## What the task requires:
Find all the lines with "this" and gather them.

##### Data to use #####

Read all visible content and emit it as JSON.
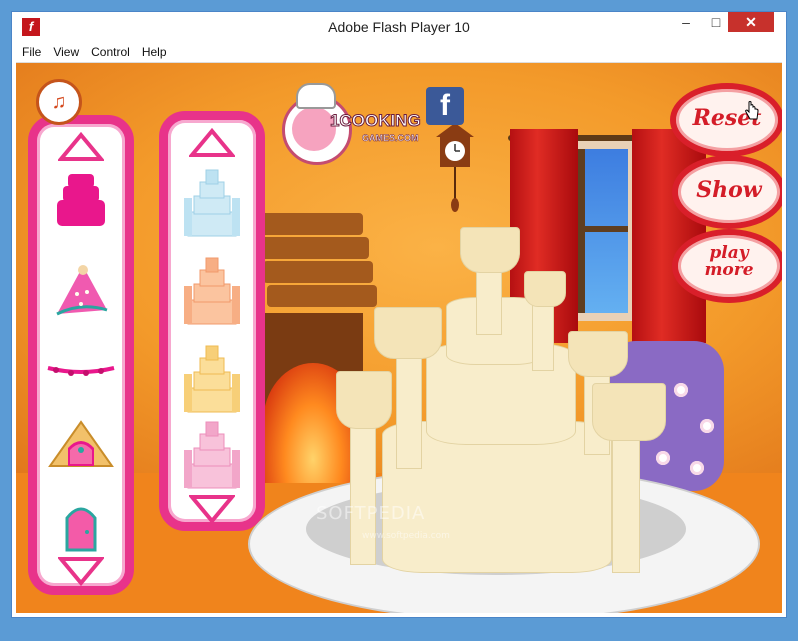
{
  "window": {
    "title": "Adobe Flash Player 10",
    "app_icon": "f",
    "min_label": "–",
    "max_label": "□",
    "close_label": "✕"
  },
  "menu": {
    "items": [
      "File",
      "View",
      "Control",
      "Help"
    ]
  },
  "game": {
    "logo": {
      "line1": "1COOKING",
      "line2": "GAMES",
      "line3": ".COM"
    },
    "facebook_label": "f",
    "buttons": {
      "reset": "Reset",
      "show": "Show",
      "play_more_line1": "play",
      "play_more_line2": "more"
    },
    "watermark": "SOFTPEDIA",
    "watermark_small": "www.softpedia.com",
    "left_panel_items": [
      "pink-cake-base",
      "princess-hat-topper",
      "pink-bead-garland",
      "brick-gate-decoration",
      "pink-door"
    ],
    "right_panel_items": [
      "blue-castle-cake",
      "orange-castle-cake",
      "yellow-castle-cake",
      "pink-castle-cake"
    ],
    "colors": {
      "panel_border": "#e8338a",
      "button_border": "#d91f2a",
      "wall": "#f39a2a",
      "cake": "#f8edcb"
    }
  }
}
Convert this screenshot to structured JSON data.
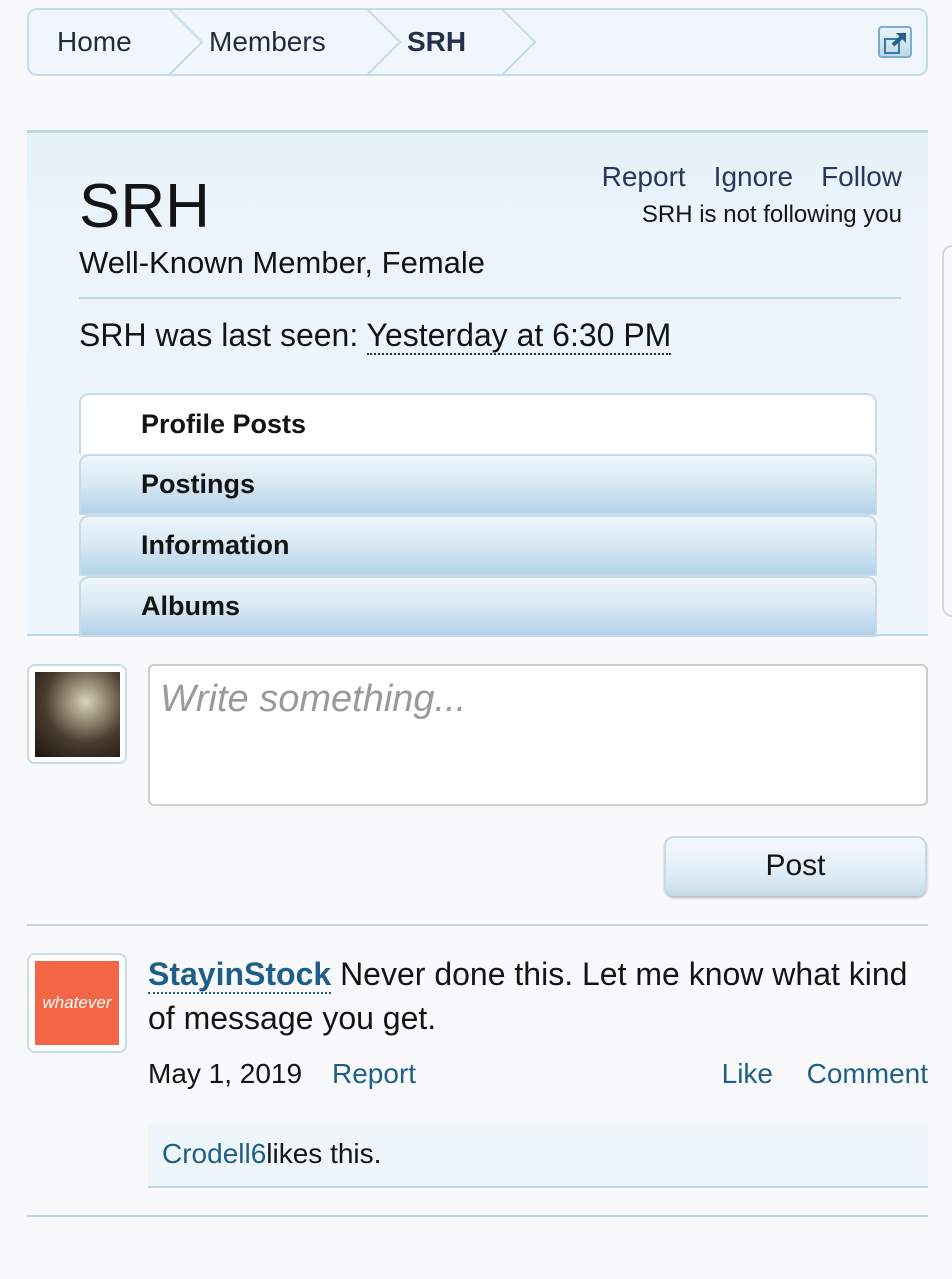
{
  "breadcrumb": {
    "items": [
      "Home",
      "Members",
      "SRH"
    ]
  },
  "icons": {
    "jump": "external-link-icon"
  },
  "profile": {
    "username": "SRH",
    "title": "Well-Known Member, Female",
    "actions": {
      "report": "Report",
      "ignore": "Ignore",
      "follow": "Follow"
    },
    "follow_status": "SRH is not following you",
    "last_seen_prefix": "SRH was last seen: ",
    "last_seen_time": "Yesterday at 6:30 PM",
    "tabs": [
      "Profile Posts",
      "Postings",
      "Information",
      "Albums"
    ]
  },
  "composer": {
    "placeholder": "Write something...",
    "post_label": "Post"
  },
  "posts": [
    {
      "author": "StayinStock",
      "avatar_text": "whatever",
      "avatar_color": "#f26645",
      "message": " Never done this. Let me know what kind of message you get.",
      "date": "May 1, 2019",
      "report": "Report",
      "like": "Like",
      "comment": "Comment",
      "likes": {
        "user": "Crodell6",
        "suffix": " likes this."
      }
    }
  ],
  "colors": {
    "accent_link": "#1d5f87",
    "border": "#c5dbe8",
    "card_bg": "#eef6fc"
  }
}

#####

## Exercise answer:
Convert this screenshot to structured JSON data.
      "message": " Never done this. Let me know what kind of message you get.",
        "suffix": " likes this."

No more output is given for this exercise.